'''
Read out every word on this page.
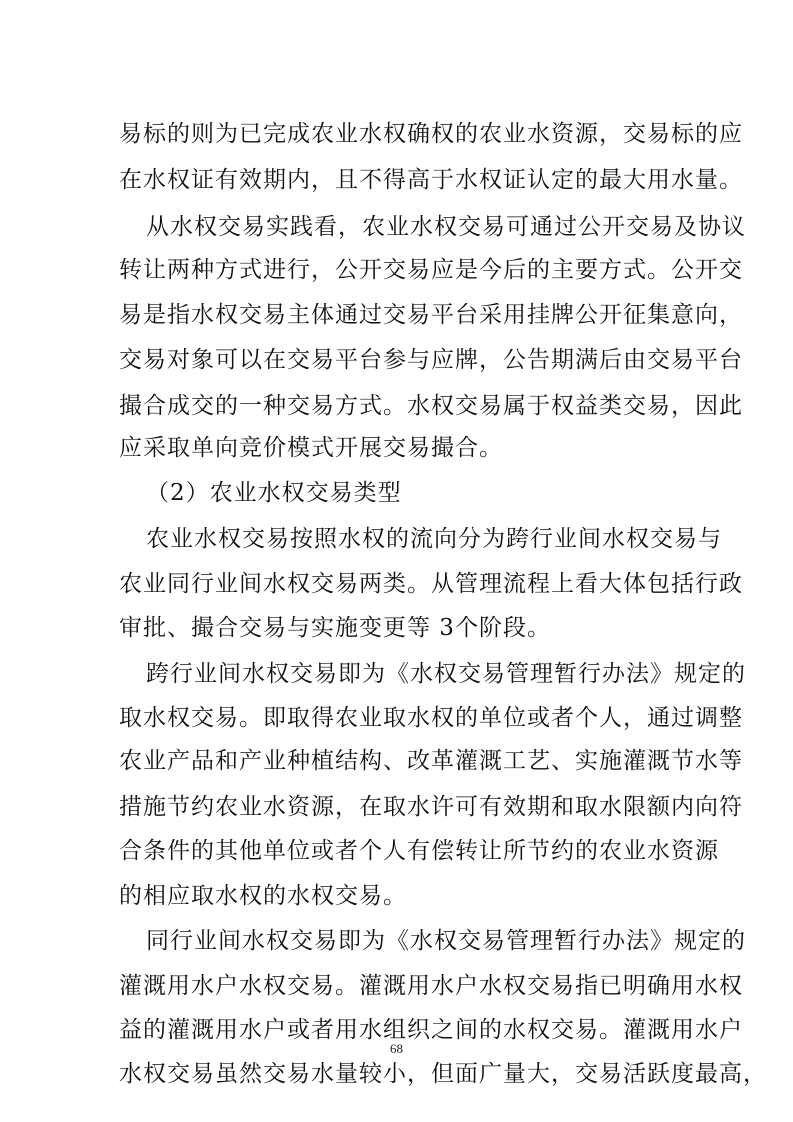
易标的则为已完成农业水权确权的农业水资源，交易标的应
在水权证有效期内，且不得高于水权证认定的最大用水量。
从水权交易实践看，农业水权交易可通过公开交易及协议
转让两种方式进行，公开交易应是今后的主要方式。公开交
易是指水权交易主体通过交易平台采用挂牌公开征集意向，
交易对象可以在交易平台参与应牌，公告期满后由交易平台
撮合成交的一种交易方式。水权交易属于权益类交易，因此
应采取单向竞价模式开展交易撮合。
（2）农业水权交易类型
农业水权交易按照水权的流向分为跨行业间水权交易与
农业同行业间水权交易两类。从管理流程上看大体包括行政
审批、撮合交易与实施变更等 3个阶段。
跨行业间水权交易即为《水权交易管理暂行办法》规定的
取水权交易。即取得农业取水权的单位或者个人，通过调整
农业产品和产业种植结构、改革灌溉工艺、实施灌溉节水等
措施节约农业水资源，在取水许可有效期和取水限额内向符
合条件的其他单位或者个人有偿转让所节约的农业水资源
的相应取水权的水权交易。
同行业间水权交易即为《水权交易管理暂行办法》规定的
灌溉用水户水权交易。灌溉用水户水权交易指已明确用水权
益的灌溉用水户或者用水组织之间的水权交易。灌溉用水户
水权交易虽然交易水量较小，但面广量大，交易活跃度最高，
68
'''
## EXERCISE
Search the data for the string "水权交易管理暂行办法". List each line that has it.

## RESULT
跨行业间水权交易即为《水权交易管理暂行办法》规定的
同行业间水权交易即为《水权交易管理暂行办法》规定的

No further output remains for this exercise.